• **Aim**: Where a line in the listing below contains the word "JSON", copy that line.

• **Records provided**:
⟨
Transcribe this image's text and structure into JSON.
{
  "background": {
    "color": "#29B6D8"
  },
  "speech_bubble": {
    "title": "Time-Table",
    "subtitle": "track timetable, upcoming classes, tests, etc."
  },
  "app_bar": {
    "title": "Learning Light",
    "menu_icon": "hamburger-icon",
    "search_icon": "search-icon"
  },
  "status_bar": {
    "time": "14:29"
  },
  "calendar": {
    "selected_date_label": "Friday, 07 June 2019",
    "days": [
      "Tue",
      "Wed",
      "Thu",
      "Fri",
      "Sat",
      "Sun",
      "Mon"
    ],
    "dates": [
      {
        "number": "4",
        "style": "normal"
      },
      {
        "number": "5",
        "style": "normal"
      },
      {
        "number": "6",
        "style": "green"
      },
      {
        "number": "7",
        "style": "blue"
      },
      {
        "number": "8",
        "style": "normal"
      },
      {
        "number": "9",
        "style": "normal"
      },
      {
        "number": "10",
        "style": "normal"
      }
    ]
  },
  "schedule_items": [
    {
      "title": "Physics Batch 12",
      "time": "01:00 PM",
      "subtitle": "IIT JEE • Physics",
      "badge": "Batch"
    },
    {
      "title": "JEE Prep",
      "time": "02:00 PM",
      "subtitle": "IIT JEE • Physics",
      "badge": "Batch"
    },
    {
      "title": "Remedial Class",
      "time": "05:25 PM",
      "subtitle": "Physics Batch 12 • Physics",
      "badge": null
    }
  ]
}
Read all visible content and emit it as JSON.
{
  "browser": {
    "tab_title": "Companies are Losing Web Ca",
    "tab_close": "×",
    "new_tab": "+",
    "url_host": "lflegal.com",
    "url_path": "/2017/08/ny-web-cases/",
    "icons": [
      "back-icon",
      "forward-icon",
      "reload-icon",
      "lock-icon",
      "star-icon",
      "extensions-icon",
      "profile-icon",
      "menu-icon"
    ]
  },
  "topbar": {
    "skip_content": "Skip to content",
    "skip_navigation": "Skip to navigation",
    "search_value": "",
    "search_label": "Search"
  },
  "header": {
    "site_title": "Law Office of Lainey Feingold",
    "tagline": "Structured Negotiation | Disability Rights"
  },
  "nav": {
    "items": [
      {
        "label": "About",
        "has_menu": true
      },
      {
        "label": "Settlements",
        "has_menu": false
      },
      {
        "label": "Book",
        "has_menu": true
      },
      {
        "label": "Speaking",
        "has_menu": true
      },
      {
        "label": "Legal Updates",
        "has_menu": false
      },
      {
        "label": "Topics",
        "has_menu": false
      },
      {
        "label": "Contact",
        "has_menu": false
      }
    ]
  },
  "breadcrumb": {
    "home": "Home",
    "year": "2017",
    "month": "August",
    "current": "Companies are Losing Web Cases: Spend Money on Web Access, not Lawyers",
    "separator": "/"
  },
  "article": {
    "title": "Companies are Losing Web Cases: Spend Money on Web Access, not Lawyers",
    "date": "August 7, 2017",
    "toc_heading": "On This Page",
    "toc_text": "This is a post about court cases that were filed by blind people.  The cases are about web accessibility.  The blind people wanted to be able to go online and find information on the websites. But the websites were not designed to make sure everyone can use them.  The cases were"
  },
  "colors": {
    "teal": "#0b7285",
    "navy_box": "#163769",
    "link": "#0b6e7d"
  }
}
⟩
• **Completed task**:
Transcribe this image's text and structure into JSON.
Read all visible content and emit it as JSON.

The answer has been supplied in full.